Listing
-- begin --

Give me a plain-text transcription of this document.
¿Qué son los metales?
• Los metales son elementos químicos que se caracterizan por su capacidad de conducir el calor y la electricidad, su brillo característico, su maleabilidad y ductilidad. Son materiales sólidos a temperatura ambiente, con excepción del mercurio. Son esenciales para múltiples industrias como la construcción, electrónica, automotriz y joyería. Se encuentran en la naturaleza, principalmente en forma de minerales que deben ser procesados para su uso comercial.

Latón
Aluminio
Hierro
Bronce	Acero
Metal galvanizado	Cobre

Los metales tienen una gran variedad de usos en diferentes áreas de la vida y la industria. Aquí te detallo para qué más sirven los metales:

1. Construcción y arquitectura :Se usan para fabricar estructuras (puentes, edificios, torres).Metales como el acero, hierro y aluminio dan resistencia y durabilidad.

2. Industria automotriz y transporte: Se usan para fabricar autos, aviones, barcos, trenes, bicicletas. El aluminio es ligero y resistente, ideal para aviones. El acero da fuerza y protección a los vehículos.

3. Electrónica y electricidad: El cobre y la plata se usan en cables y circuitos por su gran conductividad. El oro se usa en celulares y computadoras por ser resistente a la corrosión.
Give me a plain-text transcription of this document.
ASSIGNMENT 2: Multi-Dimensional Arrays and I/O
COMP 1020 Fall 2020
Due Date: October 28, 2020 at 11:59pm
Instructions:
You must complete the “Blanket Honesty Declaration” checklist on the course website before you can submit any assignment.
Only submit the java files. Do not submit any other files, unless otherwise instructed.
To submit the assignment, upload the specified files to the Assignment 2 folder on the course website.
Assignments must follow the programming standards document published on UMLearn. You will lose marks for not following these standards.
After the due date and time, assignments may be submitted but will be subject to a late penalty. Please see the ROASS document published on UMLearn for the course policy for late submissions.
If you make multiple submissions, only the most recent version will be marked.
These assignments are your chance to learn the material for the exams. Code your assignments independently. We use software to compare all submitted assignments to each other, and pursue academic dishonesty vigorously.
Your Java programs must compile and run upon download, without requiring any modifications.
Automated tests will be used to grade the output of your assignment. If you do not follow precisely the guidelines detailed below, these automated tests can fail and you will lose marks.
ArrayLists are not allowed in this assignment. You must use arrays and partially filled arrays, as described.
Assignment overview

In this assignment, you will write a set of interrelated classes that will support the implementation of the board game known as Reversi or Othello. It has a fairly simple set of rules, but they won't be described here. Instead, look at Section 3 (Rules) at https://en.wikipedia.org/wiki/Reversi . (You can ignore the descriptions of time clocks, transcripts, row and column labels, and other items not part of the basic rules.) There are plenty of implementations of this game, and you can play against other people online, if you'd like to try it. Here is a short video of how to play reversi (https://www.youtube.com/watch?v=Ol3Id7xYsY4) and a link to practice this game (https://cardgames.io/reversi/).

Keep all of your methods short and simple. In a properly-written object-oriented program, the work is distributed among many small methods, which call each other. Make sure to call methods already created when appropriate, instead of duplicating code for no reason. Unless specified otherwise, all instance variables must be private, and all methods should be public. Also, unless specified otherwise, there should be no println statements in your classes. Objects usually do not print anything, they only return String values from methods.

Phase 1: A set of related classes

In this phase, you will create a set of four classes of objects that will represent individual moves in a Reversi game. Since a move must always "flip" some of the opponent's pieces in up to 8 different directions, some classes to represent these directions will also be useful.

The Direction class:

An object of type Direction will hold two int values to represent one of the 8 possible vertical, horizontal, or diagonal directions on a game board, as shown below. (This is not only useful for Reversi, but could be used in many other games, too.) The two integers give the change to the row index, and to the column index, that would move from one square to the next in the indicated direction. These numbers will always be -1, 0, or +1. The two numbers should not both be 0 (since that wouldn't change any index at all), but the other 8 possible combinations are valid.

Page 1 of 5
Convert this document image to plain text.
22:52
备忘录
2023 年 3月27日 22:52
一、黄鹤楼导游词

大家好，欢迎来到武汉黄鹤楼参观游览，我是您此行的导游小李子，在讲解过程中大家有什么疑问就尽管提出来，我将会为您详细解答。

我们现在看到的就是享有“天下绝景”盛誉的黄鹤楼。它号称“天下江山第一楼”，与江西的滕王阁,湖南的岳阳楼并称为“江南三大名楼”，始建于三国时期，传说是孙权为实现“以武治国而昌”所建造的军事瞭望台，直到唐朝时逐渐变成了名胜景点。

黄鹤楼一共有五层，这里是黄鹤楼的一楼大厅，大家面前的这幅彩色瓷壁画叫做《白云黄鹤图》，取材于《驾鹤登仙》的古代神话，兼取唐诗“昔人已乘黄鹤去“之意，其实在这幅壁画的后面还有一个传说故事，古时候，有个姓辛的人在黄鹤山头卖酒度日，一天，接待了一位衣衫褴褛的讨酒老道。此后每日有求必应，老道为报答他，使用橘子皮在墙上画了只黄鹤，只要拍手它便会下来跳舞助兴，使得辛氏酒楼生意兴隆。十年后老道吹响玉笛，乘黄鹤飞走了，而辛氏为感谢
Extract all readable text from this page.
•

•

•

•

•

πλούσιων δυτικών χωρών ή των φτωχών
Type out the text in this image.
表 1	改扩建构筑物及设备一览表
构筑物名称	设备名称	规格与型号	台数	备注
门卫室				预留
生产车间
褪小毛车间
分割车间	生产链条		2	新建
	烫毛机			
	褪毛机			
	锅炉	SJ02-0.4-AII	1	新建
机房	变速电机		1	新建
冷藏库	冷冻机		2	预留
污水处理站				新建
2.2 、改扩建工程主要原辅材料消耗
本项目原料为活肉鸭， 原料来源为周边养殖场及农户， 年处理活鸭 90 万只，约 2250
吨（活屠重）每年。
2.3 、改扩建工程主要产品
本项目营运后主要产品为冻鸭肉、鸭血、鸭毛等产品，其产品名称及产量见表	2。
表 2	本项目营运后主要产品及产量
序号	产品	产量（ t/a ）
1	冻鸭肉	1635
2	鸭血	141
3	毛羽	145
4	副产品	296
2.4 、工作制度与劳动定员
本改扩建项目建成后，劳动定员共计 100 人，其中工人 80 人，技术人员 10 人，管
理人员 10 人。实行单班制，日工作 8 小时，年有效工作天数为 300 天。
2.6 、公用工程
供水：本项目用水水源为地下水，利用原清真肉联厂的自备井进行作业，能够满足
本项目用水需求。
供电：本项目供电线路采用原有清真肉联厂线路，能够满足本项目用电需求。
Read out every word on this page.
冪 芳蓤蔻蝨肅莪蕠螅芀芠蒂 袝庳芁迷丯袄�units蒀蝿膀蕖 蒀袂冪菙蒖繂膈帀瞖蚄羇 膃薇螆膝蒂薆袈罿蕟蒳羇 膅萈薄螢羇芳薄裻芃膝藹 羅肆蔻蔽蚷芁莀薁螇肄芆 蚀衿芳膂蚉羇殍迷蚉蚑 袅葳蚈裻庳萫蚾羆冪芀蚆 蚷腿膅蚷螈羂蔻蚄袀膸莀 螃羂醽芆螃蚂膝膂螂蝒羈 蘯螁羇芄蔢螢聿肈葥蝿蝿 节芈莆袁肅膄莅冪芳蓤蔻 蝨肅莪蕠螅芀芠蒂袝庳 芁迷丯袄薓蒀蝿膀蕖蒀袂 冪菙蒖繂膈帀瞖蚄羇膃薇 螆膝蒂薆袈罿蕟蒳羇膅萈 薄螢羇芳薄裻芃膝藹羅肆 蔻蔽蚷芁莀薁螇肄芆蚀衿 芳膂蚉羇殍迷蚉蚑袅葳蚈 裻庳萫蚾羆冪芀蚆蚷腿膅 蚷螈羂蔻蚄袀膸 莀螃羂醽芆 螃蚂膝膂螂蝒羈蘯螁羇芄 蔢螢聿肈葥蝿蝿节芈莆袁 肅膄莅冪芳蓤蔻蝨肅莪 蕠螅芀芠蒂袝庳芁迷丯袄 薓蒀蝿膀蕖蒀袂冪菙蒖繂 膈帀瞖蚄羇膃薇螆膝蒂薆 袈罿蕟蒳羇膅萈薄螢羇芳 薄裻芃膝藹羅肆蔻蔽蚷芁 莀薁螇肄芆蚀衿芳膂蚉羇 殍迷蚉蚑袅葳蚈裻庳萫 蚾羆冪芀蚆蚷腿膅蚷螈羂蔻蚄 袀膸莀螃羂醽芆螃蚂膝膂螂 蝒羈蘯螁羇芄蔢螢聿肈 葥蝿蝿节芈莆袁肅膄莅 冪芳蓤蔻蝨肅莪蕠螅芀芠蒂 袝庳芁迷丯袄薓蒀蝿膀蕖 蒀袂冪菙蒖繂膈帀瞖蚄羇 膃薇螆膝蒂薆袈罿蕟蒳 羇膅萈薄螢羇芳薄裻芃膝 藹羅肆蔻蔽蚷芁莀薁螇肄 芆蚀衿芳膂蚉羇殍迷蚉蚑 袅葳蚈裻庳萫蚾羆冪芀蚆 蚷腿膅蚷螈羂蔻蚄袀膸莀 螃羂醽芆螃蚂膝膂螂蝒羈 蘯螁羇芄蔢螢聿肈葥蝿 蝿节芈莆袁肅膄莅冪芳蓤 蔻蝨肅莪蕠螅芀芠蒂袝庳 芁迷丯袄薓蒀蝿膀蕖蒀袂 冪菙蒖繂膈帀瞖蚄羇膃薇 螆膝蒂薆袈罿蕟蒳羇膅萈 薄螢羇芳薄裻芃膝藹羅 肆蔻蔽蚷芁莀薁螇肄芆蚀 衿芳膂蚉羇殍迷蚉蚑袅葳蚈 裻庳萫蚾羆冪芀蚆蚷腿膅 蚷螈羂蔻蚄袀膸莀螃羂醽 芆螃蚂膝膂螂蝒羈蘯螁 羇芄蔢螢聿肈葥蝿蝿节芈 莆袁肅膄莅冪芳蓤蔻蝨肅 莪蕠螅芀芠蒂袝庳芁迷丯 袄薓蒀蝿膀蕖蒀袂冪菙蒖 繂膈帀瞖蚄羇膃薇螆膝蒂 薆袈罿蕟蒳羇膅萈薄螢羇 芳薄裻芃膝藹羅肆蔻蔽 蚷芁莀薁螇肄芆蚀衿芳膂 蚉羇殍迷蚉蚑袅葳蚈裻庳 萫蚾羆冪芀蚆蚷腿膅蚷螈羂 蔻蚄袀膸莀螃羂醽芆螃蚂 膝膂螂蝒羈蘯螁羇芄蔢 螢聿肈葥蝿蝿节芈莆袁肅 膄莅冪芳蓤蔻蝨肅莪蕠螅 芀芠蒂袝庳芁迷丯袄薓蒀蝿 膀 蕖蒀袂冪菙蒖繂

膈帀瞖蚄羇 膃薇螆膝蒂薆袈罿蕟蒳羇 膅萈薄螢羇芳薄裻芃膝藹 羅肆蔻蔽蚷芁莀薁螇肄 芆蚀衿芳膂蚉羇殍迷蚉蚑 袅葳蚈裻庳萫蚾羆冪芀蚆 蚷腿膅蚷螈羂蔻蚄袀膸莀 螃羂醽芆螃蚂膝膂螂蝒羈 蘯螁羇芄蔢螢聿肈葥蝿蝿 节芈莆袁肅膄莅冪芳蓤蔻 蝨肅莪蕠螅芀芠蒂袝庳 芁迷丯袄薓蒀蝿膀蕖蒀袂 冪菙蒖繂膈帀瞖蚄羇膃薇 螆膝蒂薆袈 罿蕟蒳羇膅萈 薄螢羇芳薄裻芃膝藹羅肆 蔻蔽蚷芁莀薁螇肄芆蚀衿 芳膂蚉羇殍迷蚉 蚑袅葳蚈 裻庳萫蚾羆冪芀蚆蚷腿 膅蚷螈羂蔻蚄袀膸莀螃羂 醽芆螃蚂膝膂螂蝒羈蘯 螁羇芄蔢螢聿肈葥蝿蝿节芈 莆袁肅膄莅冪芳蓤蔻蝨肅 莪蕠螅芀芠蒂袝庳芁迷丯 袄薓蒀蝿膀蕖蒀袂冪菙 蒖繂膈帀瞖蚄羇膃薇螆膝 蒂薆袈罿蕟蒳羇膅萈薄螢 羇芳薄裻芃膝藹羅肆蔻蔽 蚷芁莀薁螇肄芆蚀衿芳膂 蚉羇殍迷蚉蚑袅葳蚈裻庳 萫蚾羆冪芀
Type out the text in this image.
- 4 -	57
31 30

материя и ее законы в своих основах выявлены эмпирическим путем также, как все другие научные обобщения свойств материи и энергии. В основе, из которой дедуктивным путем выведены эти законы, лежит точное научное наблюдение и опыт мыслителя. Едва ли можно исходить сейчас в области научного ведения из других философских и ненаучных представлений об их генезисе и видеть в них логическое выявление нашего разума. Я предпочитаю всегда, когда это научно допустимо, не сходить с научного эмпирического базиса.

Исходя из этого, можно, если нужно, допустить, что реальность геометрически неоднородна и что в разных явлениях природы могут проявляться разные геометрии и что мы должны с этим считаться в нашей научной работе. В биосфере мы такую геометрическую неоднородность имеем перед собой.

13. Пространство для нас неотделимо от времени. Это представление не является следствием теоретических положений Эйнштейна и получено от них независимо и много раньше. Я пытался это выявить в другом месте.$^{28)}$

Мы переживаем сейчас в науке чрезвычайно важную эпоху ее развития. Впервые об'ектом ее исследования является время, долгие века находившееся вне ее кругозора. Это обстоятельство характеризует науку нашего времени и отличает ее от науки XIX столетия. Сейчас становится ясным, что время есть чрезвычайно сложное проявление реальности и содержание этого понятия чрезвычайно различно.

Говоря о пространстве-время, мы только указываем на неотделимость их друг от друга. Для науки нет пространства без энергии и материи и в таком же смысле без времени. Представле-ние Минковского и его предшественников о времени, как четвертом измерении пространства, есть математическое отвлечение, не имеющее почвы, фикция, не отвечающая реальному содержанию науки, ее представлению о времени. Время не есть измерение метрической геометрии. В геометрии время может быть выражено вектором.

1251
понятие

-- end --

Given request
Within the entries above, how many lines contain "энергии"? Respond with the number only.

Answer for this exercise
2